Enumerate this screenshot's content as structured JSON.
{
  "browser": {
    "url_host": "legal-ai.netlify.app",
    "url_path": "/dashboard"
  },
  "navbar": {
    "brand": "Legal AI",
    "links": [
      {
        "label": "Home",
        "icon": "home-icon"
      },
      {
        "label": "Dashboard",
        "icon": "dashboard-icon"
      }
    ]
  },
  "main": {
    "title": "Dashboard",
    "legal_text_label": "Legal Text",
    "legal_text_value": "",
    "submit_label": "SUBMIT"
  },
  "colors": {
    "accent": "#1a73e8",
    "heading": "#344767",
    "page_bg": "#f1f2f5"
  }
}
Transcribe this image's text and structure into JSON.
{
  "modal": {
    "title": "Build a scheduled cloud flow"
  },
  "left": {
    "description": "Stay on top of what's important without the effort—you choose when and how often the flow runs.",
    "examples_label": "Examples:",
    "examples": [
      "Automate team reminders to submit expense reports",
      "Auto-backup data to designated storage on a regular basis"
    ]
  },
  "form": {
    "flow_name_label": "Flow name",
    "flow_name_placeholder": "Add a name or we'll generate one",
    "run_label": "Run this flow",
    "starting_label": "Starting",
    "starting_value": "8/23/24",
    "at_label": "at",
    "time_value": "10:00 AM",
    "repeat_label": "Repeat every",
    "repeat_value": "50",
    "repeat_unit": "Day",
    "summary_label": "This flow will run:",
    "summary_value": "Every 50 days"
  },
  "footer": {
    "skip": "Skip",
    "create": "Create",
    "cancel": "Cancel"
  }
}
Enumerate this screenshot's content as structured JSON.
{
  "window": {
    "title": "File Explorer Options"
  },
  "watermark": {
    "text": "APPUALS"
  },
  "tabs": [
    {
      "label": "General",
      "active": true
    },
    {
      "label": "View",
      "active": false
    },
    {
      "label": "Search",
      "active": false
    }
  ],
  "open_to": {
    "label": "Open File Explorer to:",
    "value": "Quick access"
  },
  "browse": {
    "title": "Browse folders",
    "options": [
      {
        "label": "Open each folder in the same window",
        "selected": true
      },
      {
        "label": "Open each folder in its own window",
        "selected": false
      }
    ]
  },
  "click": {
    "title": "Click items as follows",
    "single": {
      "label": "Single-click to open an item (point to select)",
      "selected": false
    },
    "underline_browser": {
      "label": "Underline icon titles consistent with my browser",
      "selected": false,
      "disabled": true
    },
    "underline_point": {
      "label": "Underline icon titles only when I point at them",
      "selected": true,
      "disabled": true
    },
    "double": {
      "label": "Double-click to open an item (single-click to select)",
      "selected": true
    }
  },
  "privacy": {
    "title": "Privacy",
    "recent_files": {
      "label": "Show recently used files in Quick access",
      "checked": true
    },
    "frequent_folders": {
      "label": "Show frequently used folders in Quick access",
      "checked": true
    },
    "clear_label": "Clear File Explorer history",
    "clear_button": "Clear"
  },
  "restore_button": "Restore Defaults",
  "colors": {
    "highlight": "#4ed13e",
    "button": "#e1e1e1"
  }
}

+---+

> [Exercise instructions]: Faithfully copy every entry, leaving nothing out.

> [Final answer]:
Enumerate this screenshot's content as structured JSON.
{
  "browser": {
    "url_host": "legal-ai.netlify.app",
    "url_path": "/dashboard"
  },
  "navbar": {
    "brand": "Legal AI",
    "links": [
      {
        "label": "Home",
        "icon": "home-icon"
      },
      {
        "label": "Dashboard",
        "icon": "dashboard-icon"
      }
    ]
  },
  "main": {
    "title": "Dashboard",
    "legal_text_label": "Legal Text",
    "legal_text_value": "",
    "submit_label": "SUBMIT"
  },
  "colors": {
    "accent": "#1a73e8",
    "heading": "#344767",
    "page_bg": "#f1f2f5"
  }
}
Transcribe this image's text and structure into JSON.
{
  "modal": {
    "title": "Build a scheduled cloud flow"
  },
  "left": {
    "description": "Stay on top of what's important without the effort—you choose when and how often the flow runs.",
    "examples_label": "Examples:",
    "examples": [
      "Automate team reminders to submit expense reports",
      "Auto-backup data to designated storage on a regular basis"
    ]
  },
  "form": {
    "flow_name_label": "Flow name",
    "flow_name_placeholder": "Add a name or we'll generate one",
    "run_label": "Run this flow",
    "starting_label": "Starting",
    "starting_value": "8/23/24",
    "at_label": "at",
    "time_value": "10:00 AM",
    "repeat_label": "Repeat every",
    "repeat_value": "50",
    "repeat_unit": "Day",
    "summary_label": "This flow will run:",
    "summary_value": "Every 50 days"
  },
  "footer": {
    "skip": "Skip",
    "create": "Create",
    "cancel": "Cancel"
  }
}
Enumerate this screenshot's content as structured JSON.
{
  "window": {
    "title": "File Explorer Options"
  },
  "watermark": {
    "text": "APPUALS"
  },
  "tabs": [
    {
      "label": "General",
      "active": true
    },
    {
      "label": "View",
      "active": false
    },
    {
      "label": "Search",
      "active": false
    }
  ],
  "open_to": {
    "label": "Open File Explorer to:",
    "value": "Quick access"
  },
  "browse": {
    "title": "Browse folders",
    "options": [
      {
        "label": "Open each folder in the same window",
        "selected": true
      },
      {
        "label": "Open each folder in its own window",
        "selected": false
      }
    ]
  },
  "click": {
    "title": "Click items as follows",
    "single": {
      "label": "Single-click to open an item (point to select)",
      "selected": false
    },
    "underline_browser": {
      "label": "Underline icon titles consistent with my browser",
      "selected": false,
      "disabled": true
    },
    "underline_point": {
      "label": "Underline icon titles only when I point at them",
      "selected": true,
      "disabled": true
    },
    "double": {
      "label": "Double-click to open an item (single-click to select)",
      "selected": true
    }
  },
  "privacy": {
    "title": "Privacy",
    "recent_files": {
      "label": "Show recently used files in Quick access",
      "checked": true
    },
    "frequent_folders": {
      "label": "Show frequently used folders in Quick access",
      "checked": true
    },
    "clear_label": "Clear File Explorer history",
    "clear_button": "Clear"
  },
  "restore_button": "Restore Defaults",
  "colors": {
    "highlight": "#4ed13e",
    "button": "#e1e1e1"
  }
}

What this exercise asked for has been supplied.